## TASK DETAILS
Transcribe the records that follow in their entirety, omitting any pictures.

## INPUT

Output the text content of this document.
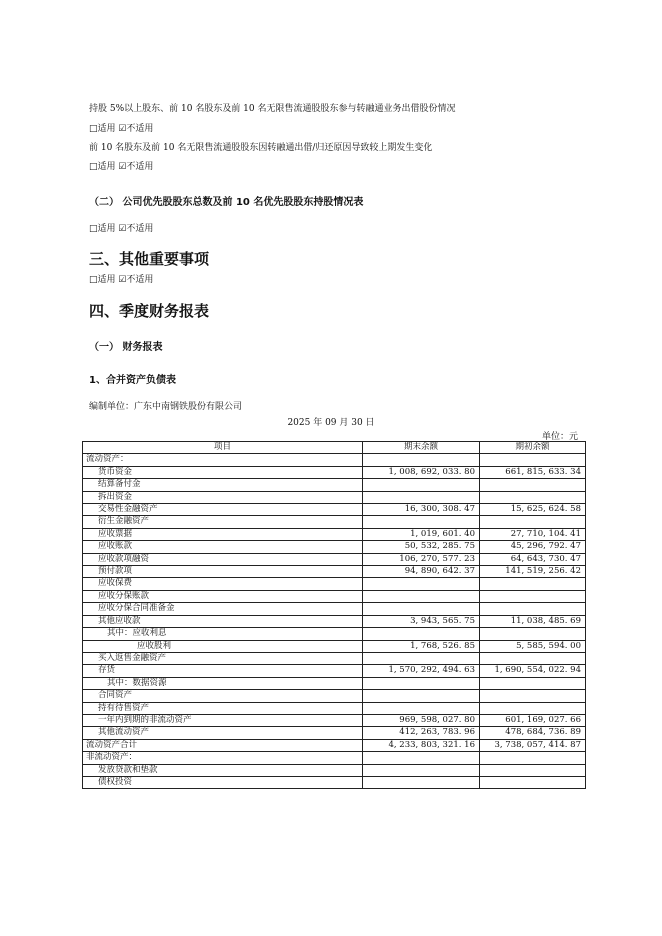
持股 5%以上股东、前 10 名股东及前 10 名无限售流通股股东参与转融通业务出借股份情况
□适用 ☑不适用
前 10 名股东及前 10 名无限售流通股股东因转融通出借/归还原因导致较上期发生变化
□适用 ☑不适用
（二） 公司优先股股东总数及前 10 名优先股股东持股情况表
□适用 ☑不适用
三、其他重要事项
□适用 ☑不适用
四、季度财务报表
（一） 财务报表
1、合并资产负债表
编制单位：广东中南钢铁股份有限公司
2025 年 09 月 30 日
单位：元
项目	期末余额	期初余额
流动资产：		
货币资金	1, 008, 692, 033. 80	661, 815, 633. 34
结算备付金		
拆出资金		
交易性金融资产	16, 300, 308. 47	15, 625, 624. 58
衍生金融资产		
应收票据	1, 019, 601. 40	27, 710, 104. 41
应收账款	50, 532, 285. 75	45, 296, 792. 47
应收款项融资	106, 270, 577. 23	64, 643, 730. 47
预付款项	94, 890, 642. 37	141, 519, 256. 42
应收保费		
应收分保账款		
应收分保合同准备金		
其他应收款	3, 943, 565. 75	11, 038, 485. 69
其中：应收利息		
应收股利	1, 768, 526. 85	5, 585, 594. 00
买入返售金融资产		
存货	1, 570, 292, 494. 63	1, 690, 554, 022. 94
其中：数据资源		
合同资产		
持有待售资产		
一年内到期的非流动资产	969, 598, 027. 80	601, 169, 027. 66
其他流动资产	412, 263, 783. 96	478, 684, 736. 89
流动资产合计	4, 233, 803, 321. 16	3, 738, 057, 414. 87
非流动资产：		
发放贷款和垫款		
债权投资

## EXERCISE RESPONSE
Output the text content of this document.
持股 5%以上股东、前 10 名股东及前 10 名无限售流通股股东参与转融通业务出借股份情况
□适用 ☑不适用
前 10 名股东及前 10 名无限售流通股股东因转融通出借/归还原因导致较上期发生变化
□适用 ☑不适用
（二） 公司优先股股东总数及前 10 名优先股股东持股情况表
□适用 ☑不适用
三、其他重要事项
□适用 ☑不适用
四、季度财务报表
（一） 财务报表
1、合并资产负债表
编制单位：广东中南钢铁股份有限公司
2025 年 09 月 30 日
单位：元
项目	期末余额	期初余额
流动资产：		
货币资金	1, 008, 692, 033. 80	661, 815, 633. 34
结算备付金		
拆出资金		
交易性金融资产	16, 300, 308. 47	15, 625, 624. 58
衍生金融资产		
应收票据	1, 019, 601. 40	27, 710, 104. 41
应收账款	50, 532, 285. 75	45, 296, 792. 47
应收款项融资	106, 270, 577. 23	64, 643, 730. 47
预付款项	94, 890, 642. 37	141, 519, 256. 42
应收保费		
应收分保账款		
应收分保合同准备金		
其他应收款	3, 943, 565. 75	11, 038, 485. 69
其中：应收利息		
应收股利	1, 768, 526. 85	5, 585, 594. 00
买入返售金融资产		
存货	1, 570, 292, 494. 63	1, 690, 554, 022. 94
其中：数据资源		
合同资产		
持有待售资产		
一年内到期的非流动资产	969, 598, 027. 80	601, 169, 027. 66
其他流动资产	412, 263, 783. 96	478, 684, 736. 89
流动资产合计	4, 233, 803, 321. 16	3, 738, 057, 414. 87
非流动资产：		
发放贷款和垫款		
债权投资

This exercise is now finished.